● **DIRECTIONS FOR THIS TASK**
Report each line of the data that has "JSON" somewhere in it.

● **DATA TO USE**

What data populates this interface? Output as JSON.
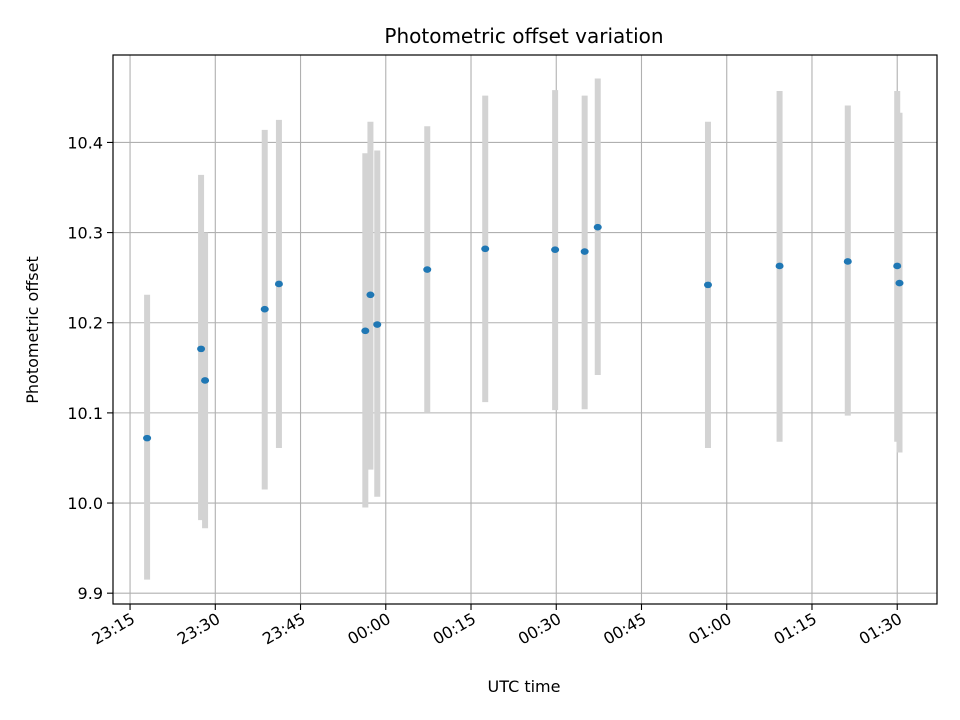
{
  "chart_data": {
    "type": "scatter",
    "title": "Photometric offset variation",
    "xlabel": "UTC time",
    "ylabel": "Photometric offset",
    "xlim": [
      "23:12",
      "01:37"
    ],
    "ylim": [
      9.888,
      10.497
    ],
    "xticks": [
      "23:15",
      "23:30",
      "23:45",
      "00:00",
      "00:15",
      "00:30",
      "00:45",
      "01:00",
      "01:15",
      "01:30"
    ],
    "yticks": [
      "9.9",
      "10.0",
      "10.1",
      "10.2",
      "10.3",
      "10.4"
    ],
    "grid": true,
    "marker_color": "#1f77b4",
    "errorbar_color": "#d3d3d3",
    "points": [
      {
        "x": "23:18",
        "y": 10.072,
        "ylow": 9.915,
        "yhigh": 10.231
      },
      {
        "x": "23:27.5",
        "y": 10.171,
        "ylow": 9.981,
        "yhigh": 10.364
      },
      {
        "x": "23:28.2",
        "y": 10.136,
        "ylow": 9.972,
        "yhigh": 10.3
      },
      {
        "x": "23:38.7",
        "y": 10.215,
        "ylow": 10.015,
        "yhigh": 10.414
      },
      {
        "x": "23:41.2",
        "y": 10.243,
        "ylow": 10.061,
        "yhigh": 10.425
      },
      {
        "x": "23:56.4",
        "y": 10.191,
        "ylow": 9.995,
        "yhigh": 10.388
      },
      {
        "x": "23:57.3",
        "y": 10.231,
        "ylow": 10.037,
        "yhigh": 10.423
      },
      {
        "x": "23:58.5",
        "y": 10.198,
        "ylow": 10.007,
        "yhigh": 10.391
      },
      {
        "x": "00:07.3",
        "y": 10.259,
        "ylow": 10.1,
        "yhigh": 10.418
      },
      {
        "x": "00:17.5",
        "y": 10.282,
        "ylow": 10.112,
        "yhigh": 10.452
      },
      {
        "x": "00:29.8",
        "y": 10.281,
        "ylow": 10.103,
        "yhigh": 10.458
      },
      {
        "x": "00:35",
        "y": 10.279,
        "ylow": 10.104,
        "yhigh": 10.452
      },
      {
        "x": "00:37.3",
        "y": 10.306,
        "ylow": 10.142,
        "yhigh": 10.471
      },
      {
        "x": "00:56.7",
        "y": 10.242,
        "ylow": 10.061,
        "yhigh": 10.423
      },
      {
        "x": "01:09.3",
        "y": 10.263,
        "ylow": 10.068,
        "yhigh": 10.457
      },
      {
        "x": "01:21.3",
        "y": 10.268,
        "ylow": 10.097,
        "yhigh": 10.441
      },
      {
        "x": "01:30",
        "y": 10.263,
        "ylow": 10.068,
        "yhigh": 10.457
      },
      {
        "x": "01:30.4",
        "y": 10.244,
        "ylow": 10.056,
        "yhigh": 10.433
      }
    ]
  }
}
* * *
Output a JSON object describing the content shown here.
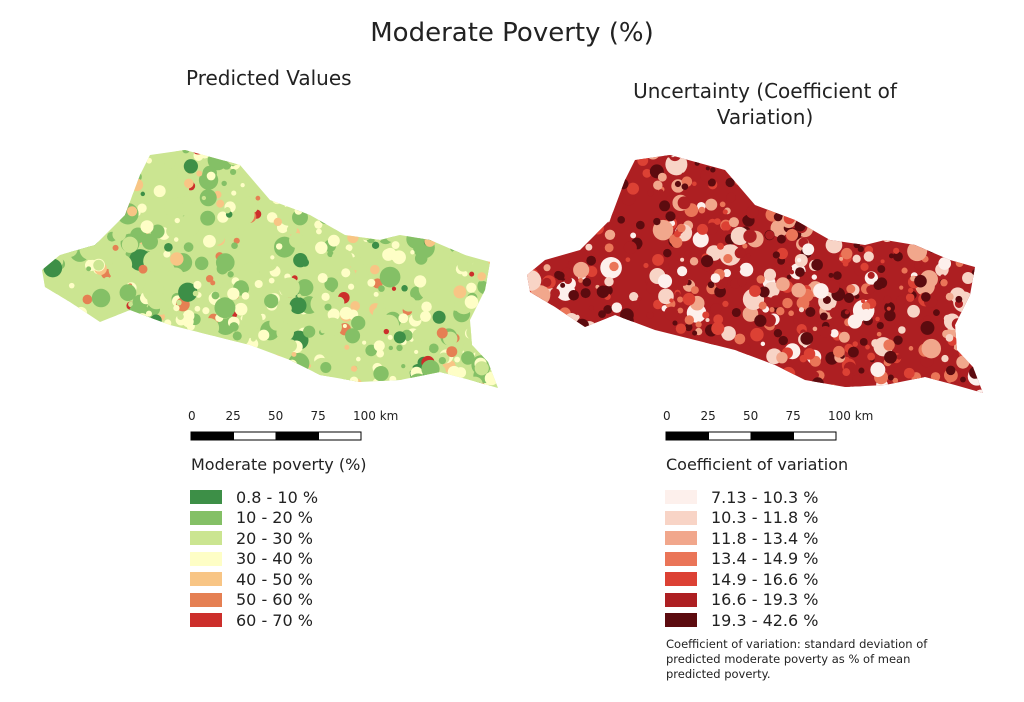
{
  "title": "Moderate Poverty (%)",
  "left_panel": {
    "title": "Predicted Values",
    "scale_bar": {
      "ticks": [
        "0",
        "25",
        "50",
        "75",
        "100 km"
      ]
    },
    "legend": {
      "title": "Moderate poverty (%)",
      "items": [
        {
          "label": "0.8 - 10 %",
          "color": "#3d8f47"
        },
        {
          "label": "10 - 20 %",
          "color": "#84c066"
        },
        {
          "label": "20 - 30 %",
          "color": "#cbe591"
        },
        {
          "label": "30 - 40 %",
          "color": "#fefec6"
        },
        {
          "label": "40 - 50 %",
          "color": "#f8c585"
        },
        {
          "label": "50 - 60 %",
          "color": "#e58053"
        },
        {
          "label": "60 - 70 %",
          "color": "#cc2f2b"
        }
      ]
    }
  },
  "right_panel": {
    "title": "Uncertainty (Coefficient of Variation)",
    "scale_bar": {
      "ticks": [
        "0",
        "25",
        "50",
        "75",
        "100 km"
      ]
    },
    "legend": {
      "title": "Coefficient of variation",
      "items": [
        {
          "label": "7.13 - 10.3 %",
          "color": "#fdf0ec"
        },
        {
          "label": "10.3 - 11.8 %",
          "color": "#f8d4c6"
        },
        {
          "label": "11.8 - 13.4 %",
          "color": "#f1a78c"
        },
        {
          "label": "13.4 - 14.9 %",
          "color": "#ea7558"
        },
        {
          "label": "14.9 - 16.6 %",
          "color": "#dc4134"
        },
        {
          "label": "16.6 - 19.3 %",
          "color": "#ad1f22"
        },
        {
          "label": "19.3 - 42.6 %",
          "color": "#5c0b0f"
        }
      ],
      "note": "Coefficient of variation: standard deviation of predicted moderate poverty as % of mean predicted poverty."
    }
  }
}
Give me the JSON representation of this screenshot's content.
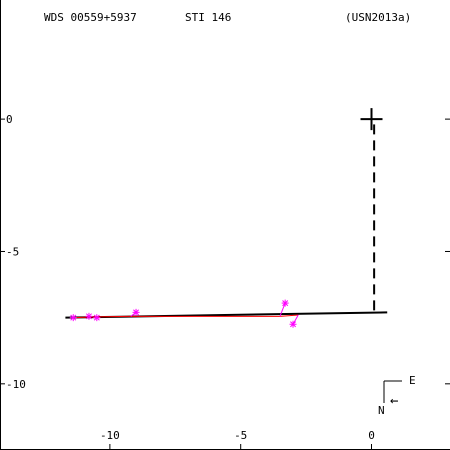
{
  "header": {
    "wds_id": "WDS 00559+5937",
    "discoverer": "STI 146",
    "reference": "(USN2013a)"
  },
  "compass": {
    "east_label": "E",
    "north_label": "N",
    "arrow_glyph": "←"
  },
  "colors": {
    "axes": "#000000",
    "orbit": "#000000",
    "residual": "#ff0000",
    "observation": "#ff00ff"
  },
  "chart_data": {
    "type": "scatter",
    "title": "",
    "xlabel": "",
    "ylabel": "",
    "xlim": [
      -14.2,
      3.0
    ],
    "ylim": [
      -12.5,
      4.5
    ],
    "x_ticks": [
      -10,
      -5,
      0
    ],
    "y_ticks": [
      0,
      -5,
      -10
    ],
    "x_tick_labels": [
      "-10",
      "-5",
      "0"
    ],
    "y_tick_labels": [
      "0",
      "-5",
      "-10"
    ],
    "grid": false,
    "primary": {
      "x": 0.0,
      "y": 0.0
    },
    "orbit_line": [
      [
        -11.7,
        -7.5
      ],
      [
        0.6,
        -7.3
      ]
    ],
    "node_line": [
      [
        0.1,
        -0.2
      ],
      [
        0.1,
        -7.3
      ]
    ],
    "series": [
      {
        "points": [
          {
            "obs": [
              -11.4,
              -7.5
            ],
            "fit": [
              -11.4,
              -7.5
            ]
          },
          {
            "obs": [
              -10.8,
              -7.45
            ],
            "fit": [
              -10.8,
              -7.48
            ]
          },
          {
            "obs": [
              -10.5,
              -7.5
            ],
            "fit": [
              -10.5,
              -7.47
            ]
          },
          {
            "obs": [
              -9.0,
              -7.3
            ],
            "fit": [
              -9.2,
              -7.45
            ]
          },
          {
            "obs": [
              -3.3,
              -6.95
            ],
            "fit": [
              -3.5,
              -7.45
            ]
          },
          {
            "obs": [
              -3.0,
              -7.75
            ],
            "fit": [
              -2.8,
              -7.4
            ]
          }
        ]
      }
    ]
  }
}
---
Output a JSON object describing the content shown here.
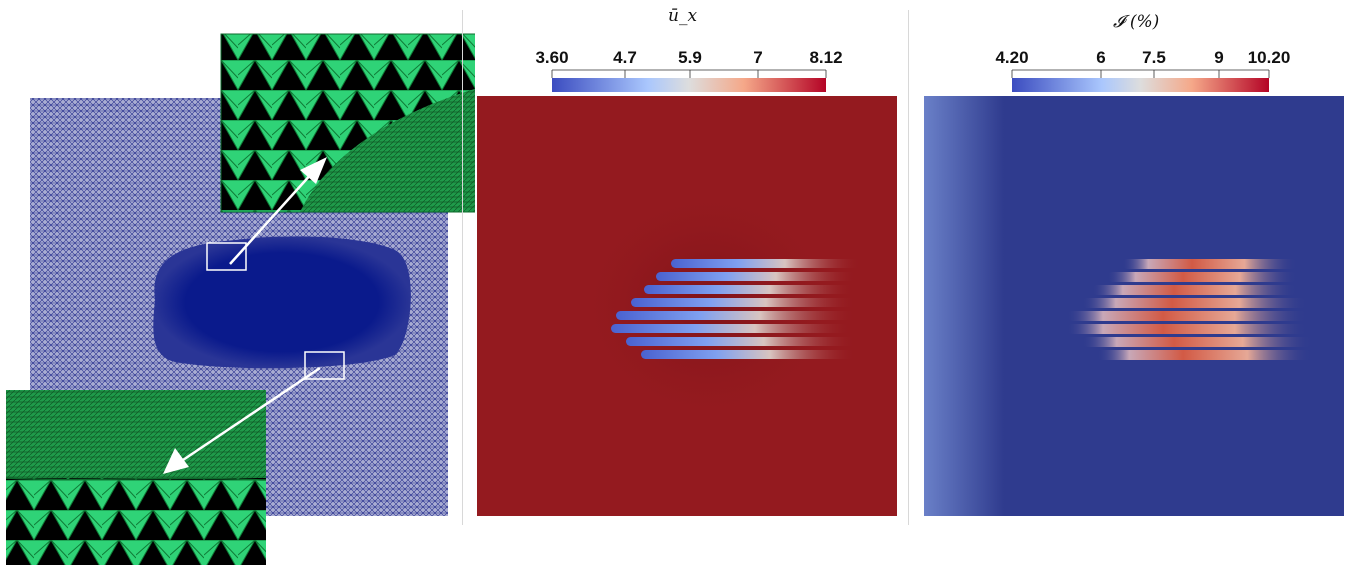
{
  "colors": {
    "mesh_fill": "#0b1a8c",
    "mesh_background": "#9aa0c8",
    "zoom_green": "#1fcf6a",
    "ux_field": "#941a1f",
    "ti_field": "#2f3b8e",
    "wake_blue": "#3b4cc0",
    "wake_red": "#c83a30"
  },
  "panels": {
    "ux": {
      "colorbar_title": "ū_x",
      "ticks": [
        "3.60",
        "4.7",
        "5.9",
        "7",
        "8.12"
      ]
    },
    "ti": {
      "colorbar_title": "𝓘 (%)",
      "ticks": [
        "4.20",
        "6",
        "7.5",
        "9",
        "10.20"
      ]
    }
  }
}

● **THE COMPLETED TASK**
What data populates this interface? Output as JSON.
Output a JSON object describing the content shown here.
Give me the JSON representation of this screenshot's content.
Output a JSON object describing the content shown here.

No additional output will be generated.